DATA IN THIS EXERCISE ▸
━━━━━━━━━━━━━━━━━━━━
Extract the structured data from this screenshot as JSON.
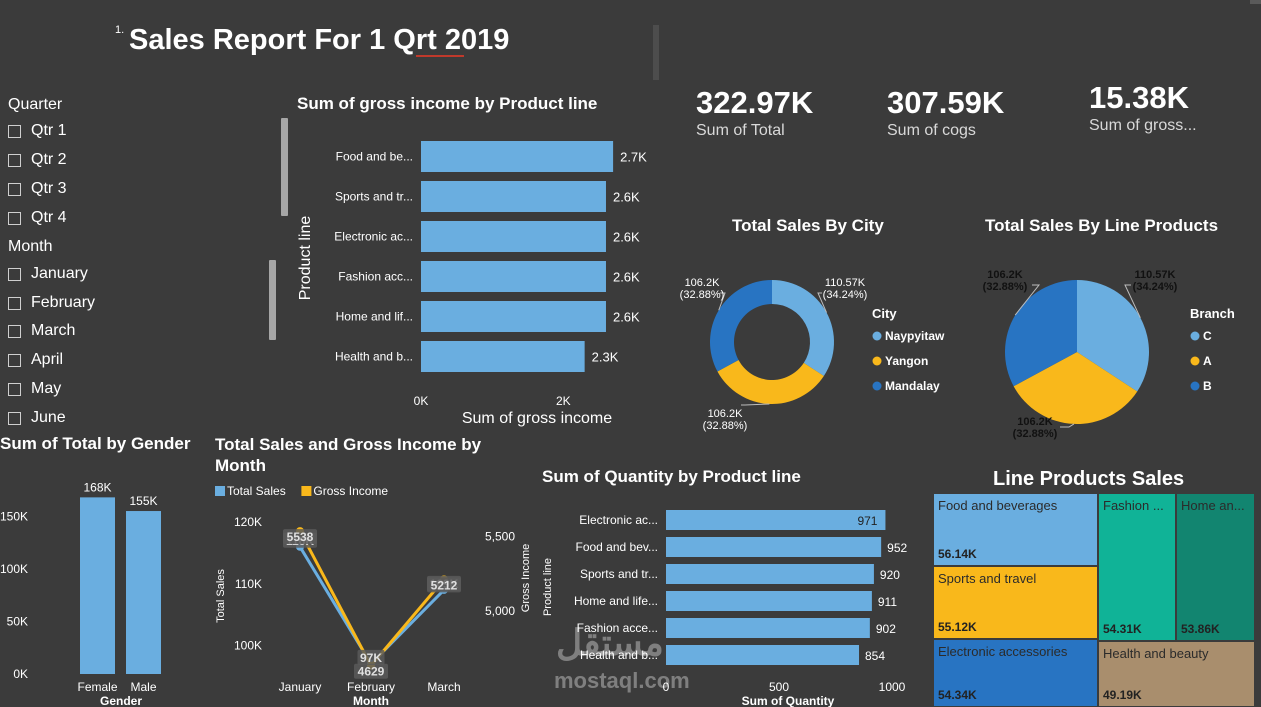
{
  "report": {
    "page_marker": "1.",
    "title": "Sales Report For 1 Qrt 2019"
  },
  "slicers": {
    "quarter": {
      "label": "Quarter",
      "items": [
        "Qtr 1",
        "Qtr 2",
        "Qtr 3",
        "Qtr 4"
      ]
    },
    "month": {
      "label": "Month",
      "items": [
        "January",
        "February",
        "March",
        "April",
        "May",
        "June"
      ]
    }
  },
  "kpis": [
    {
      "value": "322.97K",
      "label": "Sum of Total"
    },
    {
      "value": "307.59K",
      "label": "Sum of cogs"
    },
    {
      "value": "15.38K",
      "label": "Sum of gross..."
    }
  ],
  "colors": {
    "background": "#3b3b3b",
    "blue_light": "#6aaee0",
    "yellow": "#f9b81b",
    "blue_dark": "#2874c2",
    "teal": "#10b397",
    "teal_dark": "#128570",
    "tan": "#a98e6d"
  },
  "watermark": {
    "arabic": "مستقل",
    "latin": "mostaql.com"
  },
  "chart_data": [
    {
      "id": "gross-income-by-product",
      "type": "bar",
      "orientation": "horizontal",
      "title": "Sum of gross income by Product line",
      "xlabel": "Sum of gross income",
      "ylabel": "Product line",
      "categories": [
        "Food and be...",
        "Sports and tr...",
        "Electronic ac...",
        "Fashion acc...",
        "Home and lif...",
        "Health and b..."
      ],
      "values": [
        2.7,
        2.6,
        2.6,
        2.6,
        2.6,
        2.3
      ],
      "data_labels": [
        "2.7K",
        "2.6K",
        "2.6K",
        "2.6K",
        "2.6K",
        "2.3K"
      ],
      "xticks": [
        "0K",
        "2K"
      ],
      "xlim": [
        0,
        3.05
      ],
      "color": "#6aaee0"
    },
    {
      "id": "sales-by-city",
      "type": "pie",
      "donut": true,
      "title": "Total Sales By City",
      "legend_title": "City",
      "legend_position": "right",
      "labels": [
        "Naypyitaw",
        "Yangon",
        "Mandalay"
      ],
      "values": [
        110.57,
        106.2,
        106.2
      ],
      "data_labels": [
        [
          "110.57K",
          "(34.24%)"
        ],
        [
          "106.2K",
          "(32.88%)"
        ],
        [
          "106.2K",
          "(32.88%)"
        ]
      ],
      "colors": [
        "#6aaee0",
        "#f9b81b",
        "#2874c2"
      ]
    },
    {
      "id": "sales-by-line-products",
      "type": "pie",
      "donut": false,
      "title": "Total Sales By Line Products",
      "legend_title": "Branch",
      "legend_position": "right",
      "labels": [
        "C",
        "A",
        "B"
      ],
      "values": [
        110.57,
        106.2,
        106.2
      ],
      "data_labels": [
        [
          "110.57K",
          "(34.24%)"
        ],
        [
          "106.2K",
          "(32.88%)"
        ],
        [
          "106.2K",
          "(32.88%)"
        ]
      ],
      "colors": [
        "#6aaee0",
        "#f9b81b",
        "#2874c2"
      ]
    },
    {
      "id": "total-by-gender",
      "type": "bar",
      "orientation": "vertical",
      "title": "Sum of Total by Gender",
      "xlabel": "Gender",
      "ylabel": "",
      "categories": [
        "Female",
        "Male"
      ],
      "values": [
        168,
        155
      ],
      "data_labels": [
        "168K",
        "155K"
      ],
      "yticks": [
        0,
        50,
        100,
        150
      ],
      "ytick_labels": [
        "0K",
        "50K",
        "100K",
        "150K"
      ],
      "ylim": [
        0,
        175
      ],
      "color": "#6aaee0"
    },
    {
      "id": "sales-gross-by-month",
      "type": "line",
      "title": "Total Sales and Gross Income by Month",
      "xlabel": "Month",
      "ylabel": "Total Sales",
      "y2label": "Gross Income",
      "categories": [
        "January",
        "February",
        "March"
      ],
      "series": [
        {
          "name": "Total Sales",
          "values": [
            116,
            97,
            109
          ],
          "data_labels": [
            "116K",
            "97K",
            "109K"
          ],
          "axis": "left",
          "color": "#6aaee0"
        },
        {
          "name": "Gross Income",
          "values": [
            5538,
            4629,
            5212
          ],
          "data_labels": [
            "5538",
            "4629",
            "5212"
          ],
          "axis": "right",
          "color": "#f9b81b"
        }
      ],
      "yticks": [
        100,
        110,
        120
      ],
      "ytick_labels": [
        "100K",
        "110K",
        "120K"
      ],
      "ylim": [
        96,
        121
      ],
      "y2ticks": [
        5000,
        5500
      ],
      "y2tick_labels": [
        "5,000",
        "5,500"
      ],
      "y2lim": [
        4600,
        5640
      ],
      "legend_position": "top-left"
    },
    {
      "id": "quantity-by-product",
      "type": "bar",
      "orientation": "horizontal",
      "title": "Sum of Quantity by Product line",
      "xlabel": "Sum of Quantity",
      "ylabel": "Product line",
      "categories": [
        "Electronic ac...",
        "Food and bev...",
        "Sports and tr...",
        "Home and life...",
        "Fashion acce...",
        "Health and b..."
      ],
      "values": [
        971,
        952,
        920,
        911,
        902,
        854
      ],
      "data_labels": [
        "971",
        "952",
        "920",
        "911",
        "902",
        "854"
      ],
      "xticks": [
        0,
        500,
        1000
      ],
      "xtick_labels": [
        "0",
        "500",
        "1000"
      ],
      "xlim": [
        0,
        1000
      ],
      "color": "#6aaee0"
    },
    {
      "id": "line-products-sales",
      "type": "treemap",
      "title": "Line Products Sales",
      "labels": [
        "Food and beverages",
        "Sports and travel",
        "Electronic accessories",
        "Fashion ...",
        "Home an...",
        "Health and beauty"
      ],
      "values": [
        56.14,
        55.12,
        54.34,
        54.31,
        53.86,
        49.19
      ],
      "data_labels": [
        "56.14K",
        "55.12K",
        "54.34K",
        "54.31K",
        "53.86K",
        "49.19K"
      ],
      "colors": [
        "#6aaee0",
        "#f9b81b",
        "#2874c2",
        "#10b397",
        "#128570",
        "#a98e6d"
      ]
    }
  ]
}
━━━━━━━━━━━━━━━━━━━━
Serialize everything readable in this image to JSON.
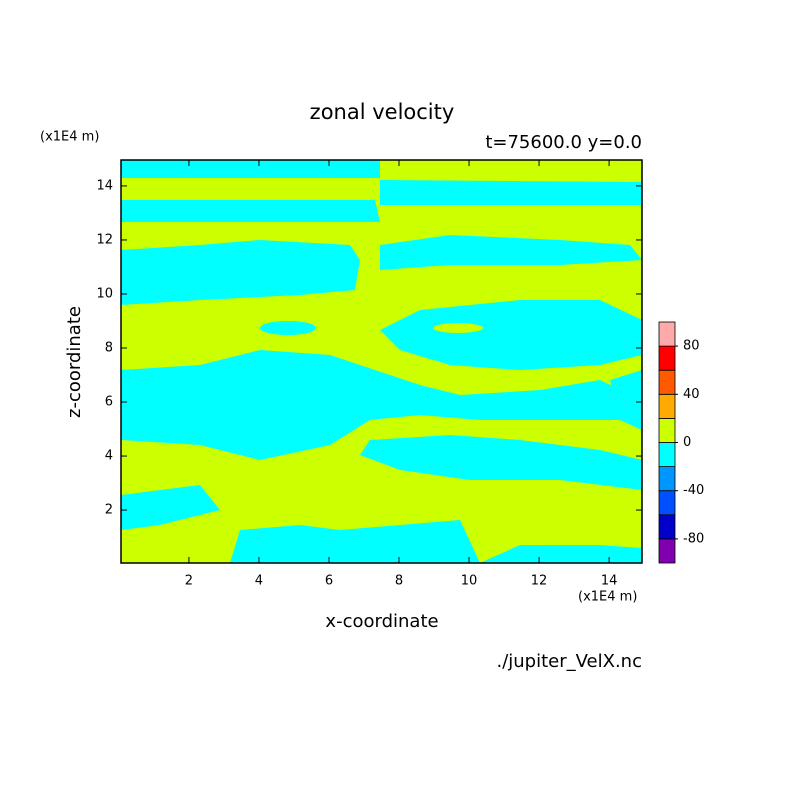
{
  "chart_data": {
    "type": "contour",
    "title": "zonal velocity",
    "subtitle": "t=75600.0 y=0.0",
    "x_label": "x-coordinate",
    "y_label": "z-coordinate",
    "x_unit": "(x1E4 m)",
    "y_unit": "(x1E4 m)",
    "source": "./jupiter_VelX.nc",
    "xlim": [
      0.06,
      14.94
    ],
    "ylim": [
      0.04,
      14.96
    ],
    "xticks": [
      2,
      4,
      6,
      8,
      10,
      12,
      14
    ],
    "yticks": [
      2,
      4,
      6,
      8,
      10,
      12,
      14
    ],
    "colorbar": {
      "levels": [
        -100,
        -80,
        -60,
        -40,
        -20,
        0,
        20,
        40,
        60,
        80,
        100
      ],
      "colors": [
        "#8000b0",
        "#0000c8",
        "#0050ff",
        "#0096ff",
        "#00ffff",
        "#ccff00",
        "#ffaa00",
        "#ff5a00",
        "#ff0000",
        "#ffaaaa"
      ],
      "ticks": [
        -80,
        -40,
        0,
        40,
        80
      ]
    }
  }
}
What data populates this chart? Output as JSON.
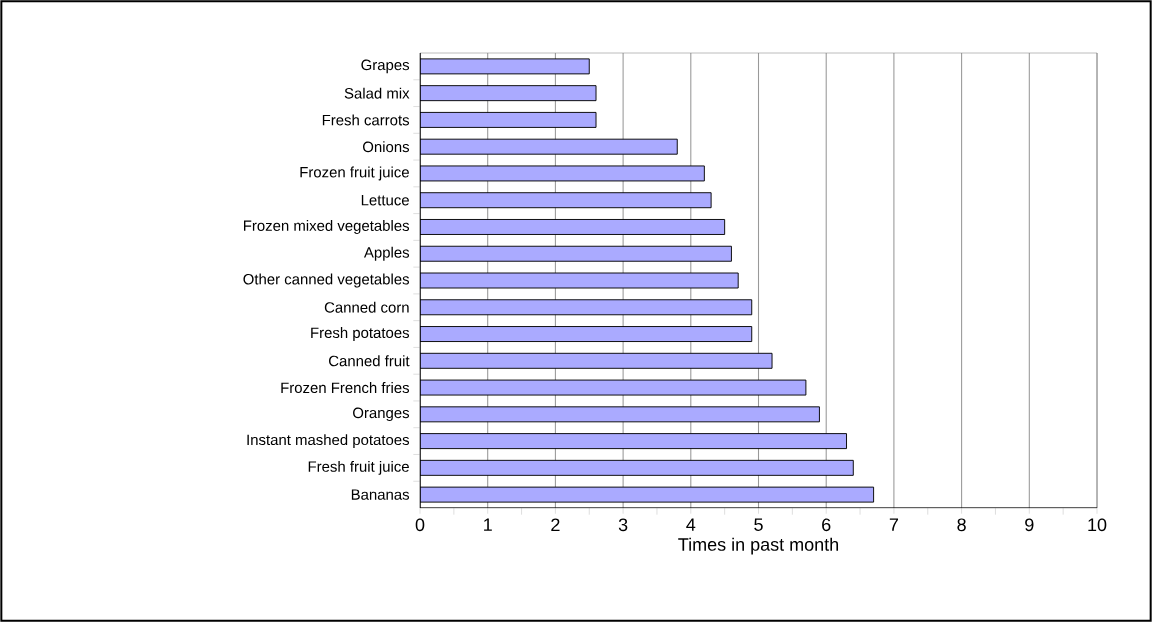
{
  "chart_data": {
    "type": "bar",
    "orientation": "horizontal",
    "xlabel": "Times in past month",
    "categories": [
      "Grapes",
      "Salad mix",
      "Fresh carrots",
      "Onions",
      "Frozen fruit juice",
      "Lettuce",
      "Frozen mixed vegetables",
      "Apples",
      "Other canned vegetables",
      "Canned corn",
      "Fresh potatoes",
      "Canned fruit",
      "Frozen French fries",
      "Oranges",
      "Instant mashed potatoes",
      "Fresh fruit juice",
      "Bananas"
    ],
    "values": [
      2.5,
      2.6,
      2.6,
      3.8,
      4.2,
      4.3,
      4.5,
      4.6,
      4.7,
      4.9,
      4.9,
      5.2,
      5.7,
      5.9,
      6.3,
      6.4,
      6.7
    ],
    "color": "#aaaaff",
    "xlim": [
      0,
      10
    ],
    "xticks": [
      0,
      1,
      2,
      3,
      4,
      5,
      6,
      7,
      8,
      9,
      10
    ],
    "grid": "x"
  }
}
━━━━━━━━━━━━━━━━━━━━
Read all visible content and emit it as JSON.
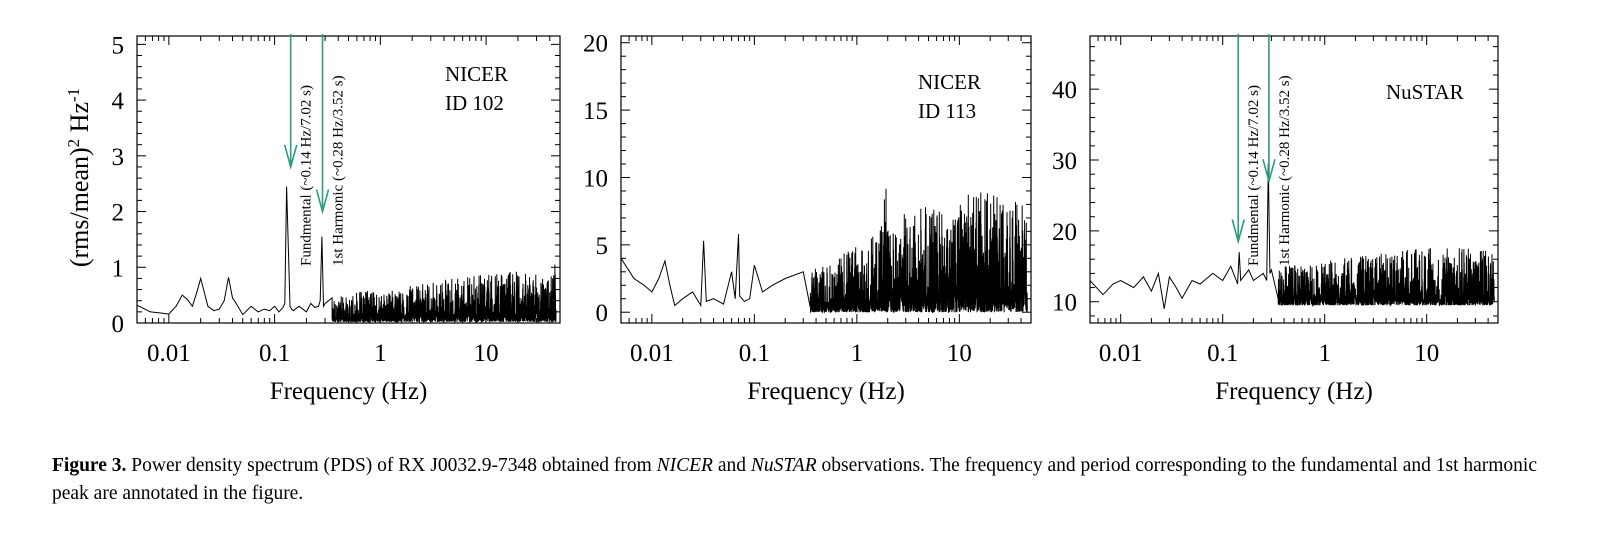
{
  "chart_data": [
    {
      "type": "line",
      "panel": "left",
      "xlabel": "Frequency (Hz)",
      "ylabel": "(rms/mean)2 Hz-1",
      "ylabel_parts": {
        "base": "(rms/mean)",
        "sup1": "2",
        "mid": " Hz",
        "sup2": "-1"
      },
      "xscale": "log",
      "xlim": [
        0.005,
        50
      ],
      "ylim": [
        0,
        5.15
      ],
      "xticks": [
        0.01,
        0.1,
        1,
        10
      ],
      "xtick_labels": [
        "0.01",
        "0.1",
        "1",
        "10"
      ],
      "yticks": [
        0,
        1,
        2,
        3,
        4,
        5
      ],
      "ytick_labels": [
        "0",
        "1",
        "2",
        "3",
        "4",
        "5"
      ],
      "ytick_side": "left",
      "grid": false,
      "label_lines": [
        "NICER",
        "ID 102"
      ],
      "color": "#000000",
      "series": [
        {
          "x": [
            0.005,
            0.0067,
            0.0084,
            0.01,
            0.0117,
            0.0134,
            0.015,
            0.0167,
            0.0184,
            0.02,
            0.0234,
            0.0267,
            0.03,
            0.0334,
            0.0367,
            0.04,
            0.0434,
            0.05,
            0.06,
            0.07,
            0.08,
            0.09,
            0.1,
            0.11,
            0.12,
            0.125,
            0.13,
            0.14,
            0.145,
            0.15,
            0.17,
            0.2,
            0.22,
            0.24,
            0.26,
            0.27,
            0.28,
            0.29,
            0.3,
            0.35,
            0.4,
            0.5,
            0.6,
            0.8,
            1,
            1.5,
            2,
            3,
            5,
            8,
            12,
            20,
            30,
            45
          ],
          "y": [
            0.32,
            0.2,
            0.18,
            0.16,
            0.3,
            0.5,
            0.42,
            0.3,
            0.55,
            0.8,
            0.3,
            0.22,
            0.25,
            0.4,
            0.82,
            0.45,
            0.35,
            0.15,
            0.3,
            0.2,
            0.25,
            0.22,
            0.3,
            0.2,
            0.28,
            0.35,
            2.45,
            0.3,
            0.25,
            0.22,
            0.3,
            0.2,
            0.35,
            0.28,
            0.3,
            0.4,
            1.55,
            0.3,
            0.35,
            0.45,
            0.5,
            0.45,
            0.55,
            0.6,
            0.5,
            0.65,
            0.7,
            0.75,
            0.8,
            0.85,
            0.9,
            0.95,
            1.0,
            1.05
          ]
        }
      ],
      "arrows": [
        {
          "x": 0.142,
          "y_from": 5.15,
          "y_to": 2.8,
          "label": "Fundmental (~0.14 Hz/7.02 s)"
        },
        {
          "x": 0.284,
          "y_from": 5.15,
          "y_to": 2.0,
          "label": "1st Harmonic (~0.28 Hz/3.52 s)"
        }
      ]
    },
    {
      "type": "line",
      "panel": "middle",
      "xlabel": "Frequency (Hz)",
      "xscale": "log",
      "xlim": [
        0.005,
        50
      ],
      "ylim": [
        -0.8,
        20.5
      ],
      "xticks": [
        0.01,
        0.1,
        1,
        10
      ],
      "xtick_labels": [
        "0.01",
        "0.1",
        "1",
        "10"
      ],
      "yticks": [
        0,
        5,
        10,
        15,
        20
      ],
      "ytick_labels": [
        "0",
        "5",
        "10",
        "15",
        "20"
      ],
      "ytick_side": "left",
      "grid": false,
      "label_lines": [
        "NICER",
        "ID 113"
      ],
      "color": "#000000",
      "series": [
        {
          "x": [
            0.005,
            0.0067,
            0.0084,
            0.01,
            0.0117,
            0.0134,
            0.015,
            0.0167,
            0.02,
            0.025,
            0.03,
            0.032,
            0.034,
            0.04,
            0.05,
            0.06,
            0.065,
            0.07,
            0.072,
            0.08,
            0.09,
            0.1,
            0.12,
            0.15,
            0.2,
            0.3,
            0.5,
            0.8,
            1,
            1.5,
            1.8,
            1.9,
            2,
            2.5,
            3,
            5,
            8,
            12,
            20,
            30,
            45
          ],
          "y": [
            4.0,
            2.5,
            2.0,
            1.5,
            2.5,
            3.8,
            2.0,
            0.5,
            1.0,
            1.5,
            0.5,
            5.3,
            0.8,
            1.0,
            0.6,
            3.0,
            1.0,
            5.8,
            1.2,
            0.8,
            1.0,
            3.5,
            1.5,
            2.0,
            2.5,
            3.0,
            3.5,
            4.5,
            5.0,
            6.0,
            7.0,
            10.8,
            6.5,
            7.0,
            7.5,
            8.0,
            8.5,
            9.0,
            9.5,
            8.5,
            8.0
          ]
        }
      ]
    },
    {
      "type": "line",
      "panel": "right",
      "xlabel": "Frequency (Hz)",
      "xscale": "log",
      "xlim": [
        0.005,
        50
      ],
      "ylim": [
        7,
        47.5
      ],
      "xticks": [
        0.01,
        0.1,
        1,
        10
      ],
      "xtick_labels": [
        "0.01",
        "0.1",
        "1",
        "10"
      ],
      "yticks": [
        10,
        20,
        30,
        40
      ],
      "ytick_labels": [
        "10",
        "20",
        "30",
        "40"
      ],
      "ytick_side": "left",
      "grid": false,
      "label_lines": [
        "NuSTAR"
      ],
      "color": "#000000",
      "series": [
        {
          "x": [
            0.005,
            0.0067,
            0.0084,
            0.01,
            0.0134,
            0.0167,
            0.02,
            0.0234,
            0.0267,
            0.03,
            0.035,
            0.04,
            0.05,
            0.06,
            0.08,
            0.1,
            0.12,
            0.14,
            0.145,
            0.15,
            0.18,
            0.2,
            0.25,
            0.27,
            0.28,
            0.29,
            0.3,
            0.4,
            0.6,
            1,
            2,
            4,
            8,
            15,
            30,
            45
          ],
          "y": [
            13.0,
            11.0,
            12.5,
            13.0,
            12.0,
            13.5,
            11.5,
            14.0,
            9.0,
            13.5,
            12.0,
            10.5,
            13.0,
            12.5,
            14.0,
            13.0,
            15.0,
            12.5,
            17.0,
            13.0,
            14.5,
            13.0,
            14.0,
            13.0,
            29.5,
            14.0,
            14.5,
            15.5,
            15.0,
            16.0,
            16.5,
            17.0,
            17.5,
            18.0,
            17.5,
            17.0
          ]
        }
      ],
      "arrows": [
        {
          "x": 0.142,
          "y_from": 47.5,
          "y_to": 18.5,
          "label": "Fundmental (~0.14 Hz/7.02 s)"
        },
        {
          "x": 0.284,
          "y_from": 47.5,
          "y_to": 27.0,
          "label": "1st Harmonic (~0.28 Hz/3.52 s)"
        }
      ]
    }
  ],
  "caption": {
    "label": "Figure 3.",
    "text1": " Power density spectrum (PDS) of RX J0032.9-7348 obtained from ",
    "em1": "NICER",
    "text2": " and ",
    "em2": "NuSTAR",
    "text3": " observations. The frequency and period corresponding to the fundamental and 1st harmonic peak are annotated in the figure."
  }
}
━━━━━━━━━━━━━━━━━━━━
WHAT IS ASKED ▸ Find every line in the records above that contains the word "fruit", and copy each one.

SOLUTION ▸
      "Frozen fruit juice",
      "Canned fruit",
      "Fresh fruit juice",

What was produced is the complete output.